===== STORED ROWS
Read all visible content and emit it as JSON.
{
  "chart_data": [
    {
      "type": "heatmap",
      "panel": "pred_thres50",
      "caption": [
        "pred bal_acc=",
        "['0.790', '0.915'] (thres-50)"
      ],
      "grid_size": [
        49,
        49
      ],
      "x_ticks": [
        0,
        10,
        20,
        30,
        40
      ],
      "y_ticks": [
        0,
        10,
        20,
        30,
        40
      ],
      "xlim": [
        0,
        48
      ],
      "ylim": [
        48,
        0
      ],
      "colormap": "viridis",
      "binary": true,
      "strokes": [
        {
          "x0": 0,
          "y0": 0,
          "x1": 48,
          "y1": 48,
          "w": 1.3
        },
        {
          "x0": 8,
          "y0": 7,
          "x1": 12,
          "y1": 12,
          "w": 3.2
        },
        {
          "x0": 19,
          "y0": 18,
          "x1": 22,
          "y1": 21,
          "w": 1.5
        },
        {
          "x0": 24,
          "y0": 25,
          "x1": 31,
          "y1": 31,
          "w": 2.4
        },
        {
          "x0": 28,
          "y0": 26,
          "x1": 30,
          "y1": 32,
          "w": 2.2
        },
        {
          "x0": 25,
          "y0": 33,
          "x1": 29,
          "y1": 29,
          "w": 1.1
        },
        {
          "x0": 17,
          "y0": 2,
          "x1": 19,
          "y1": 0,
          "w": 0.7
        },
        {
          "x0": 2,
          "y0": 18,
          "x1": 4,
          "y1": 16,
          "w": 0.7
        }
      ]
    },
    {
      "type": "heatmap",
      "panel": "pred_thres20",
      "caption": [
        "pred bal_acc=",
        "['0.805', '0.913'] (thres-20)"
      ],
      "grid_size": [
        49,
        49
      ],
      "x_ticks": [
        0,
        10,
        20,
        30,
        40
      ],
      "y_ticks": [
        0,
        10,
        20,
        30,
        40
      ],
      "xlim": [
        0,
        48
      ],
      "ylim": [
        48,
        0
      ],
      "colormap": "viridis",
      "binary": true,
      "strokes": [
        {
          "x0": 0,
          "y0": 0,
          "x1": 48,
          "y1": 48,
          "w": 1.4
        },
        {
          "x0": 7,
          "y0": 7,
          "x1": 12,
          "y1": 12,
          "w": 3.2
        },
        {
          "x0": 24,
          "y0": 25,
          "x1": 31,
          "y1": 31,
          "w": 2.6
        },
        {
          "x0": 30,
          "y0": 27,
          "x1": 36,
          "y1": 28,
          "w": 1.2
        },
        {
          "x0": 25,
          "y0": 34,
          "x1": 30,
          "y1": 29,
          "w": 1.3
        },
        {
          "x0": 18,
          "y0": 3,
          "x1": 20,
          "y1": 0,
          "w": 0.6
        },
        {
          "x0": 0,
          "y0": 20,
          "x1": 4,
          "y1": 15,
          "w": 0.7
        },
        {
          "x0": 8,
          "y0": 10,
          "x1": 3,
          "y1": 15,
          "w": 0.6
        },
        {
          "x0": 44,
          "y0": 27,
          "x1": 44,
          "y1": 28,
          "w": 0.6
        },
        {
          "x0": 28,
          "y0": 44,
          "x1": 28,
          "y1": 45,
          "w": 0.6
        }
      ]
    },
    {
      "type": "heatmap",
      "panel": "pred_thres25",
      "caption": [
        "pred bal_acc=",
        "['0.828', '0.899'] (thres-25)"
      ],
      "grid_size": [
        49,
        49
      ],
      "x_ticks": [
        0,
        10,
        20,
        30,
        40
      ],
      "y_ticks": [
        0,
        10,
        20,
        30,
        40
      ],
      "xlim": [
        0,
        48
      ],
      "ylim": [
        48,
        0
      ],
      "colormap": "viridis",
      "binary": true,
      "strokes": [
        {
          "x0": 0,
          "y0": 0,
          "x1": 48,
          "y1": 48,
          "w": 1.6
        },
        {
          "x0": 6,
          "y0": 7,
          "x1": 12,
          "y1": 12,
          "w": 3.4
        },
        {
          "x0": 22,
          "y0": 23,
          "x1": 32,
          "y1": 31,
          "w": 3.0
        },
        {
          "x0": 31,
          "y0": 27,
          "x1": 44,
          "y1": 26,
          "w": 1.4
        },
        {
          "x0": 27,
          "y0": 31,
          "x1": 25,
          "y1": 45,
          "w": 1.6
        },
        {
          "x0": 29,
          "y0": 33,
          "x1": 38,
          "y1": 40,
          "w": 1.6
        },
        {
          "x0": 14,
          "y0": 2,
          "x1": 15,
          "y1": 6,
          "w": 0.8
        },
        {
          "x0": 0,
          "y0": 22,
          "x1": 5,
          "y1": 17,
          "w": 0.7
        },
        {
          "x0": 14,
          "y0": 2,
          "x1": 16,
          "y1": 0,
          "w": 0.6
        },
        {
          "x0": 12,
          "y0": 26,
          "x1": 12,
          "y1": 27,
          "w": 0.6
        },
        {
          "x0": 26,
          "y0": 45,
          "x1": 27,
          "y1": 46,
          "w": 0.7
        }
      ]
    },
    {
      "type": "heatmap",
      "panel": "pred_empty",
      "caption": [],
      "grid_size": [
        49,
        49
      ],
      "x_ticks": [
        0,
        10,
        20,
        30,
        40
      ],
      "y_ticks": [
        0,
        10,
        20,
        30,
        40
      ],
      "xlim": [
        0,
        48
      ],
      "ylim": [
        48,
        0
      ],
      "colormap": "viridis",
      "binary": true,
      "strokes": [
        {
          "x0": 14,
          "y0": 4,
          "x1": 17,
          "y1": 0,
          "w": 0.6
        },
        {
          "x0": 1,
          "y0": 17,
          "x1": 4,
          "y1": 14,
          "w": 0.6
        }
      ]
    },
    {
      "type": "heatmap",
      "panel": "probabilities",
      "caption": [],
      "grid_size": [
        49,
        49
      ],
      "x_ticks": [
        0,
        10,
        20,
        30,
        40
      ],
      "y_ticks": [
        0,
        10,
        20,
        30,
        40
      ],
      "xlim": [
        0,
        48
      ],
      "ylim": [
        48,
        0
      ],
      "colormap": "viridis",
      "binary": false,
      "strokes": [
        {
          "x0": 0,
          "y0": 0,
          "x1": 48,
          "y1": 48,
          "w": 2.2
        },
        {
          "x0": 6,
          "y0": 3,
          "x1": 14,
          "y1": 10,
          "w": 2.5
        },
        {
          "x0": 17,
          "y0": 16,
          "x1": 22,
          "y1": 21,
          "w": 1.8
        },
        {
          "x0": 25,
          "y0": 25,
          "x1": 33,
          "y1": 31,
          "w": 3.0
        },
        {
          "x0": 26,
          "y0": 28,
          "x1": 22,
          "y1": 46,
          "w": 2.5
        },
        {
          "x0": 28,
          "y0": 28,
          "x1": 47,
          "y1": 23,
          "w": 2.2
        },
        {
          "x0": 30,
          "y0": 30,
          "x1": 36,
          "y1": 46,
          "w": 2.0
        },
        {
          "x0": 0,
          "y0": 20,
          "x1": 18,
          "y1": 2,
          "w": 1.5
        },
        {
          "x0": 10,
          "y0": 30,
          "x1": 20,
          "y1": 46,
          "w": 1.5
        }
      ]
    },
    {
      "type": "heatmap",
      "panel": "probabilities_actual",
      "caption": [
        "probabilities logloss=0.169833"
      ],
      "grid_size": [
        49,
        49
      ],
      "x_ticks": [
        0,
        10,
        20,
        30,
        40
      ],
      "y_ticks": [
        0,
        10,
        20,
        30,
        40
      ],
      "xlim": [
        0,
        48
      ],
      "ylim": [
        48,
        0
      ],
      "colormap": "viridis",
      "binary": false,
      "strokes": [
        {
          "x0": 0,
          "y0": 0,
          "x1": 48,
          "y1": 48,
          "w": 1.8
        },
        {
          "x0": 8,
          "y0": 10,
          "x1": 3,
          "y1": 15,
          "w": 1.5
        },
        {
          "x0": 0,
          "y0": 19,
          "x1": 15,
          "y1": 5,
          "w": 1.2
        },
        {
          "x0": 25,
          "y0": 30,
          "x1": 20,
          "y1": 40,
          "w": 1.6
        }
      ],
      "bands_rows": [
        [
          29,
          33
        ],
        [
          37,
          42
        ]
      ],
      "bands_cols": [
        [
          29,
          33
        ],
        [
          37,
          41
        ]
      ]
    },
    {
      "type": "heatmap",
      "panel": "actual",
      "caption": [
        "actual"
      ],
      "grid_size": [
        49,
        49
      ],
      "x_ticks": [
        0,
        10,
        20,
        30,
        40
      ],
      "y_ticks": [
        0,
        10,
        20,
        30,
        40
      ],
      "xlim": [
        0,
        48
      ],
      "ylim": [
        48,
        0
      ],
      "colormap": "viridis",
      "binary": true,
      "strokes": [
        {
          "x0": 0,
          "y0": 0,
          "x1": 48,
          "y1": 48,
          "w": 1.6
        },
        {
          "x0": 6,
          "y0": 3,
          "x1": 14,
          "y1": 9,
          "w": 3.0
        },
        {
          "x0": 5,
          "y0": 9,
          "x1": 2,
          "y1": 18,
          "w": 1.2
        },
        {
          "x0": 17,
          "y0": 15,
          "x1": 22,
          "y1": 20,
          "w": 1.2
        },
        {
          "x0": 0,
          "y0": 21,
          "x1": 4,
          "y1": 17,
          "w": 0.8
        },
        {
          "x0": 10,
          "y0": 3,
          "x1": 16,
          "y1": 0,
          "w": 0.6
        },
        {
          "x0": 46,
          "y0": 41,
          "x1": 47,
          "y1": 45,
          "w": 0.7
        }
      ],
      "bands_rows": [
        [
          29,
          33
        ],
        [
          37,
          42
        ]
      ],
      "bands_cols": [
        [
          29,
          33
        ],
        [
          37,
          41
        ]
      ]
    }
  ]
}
==========
• _PROBLEM DESCRIPTION_
Look through the material above. Copy each line where the word "panel" appears.

• _ANSWER TO THE PROBLEM_
      "panel": "pred_thres50",
      "panel": "pred_thres20",
      "panel": "pred_thres25",
      "panel": "pred_empty",
      "panel": "probabilities",
      "panel": "probabilities_actual",
      "panel": "actual",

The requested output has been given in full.